*** Data shown

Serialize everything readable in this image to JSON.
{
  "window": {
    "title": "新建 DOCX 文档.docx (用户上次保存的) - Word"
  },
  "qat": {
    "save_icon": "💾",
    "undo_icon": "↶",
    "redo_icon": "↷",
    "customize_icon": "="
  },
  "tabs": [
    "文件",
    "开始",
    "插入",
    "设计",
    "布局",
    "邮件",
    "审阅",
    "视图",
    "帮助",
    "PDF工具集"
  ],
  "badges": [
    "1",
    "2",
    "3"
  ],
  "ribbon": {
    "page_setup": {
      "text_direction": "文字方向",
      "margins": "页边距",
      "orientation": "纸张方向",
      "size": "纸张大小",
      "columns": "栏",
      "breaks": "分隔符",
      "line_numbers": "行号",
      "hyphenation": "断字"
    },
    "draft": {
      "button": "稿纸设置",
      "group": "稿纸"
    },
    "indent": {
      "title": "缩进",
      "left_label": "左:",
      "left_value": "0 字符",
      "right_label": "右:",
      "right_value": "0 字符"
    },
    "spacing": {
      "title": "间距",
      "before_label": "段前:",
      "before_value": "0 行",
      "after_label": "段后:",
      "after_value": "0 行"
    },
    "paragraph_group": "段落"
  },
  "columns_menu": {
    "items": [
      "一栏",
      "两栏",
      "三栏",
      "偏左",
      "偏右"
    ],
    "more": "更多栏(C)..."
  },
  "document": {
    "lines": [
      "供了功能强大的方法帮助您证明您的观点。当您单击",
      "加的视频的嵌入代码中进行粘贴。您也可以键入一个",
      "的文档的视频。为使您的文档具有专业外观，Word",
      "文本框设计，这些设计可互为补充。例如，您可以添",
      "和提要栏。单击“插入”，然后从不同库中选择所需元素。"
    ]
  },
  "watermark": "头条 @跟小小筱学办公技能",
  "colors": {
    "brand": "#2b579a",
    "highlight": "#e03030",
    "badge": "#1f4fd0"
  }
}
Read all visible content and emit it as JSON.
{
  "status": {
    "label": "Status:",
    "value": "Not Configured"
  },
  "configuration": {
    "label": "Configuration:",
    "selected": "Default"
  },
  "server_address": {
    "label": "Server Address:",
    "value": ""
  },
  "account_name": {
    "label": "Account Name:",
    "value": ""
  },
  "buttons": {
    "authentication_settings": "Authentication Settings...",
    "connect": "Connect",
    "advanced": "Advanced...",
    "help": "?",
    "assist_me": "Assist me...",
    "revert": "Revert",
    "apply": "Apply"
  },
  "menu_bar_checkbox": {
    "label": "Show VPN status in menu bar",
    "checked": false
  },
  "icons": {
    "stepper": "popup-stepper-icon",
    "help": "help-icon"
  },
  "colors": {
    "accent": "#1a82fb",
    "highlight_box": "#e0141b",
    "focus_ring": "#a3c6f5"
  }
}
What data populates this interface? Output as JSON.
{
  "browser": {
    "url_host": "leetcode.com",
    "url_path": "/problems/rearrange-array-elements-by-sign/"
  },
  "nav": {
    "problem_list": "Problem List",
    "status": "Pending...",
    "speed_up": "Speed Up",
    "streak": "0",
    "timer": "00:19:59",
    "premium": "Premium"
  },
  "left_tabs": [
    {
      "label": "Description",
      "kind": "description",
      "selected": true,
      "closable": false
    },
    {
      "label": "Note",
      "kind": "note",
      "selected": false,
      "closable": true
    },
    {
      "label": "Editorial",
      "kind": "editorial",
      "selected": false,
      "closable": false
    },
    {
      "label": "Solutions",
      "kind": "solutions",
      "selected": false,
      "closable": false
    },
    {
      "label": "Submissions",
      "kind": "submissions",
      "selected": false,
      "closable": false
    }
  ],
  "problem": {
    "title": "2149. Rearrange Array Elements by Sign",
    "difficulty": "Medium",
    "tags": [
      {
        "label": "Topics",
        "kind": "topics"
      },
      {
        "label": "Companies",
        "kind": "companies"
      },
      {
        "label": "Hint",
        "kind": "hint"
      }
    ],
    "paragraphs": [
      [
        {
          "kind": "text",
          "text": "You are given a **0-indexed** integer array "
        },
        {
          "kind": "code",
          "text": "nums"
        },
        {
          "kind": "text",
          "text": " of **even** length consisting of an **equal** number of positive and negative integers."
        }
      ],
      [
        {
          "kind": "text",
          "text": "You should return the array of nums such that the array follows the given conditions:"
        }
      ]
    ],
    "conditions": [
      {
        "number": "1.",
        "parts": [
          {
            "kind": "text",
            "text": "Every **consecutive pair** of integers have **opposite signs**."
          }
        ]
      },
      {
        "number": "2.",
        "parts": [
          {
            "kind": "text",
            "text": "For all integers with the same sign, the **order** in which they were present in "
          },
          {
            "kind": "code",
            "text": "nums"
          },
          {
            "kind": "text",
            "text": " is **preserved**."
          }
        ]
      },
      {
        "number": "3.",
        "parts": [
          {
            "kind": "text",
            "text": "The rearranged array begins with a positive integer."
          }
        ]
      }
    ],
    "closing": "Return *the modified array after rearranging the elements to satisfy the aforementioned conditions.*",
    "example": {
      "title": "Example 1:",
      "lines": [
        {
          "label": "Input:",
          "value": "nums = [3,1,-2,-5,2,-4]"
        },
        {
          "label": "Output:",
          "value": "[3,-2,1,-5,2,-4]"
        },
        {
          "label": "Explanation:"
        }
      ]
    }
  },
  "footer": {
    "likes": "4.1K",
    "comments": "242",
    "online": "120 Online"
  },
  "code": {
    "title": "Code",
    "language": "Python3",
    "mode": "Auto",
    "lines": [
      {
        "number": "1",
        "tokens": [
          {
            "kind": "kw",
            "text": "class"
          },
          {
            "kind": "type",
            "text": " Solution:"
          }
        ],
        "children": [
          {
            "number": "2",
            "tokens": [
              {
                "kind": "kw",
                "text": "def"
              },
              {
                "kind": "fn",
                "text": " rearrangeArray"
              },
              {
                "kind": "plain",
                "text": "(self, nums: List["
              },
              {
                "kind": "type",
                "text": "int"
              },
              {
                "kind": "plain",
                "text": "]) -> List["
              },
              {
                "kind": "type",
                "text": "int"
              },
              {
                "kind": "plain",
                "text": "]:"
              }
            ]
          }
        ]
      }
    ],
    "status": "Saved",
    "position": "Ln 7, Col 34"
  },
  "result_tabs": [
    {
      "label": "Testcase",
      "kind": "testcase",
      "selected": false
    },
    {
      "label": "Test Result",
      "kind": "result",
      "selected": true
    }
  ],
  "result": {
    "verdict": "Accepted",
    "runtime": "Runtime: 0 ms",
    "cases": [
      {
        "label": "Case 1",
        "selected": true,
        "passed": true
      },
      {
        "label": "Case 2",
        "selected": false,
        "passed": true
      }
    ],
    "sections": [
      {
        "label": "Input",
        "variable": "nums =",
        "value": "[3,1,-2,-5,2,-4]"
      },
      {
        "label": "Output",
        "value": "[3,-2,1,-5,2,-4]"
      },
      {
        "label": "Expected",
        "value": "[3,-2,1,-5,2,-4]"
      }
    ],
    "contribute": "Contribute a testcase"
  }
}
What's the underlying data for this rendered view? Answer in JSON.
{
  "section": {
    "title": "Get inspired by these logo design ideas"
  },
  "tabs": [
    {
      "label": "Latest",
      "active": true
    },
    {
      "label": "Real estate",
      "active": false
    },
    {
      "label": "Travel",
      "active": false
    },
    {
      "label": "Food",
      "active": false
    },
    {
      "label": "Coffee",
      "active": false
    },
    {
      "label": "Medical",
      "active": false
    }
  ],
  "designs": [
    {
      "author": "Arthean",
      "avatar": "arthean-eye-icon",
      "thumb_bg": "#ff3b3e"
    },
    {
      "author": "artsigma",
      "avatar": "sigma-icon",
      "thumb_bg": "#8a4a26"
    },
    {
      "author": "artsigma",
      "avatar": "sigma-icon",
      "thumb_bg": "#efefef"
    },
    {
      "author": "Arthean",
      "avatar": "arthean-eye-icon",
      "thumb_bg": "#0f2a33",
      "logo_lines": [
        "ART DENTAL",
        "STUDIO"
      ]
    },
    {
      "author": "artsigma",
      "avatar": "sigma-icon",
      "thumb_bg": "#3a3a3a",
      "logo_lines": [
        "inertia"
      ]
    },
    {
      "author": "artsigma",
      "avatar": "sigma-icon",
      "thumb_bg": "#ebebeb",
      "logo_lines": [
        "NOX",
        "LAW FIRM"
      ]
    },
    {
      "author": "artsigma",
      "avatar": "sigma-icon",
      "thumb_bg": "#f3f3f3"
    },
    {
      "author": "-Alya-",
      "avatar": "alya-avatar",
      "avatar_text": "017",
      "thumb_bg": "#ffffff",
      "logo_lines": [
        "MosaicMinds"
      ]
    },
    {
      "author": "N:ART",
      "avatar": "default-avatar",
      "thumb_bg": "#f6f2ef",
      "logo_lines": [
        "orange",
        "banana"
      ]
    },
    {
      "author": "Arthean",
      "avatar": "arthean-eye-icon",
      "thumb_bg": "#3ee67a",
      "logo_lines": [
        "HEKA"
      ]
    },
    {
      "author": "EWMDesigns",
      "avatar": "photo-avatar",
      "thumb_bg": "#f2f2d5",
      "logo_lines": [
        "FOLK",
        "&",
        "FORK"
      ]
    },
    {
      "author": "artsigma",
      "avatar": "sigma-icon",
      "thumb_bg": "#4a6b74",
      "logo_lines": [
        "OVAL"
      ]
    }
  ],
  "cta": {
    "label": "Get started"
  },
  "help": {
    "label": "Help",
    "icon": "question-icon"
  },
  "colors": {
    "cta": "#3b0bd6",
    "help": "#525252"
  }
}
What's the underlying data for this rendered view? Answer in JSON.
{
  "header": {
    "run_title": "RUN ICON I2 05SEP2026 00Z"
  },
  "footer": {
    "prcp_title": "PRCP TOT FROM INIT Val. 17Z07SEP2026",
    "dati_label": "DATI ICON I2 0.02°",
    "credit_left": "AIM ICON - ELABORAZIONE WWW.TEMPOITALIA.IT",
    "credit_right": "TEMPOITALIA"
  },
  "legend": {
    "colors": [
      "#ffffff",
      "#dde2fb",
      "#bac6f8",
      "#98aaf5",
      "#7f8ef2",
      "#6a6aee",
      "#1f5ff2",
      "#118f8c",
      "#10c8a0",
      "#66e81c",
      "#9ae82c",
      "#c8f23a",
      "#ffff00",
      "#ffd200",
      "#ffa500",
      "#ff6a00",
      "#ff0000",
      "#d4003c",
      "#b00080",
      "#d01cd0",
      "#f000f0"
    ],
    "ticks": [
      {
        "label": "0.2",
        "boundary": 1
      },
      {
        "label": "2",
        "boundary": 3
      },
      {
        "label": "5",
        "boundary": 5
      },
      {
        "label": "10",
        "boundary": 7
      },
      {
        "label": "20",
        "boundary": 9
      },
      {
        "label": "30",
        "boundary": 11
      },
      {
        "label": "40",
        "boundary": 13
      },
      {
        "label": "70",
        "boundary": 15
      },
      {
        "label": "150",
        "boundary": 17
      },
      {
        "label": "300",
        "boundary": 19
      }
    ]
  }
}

******

Description of the task:
Look over the listing. Pull out every line with the string "nums" in it.

Worked solution:
          "text": "nums"
          "text": "You should return the array of nums such that the array follows the given conditions:"
            "text": "nums"
          "value": "nums = [3,1,-2,-5,2,-4]"
                "text": "(self, nums: List["
        "variable": "nums =",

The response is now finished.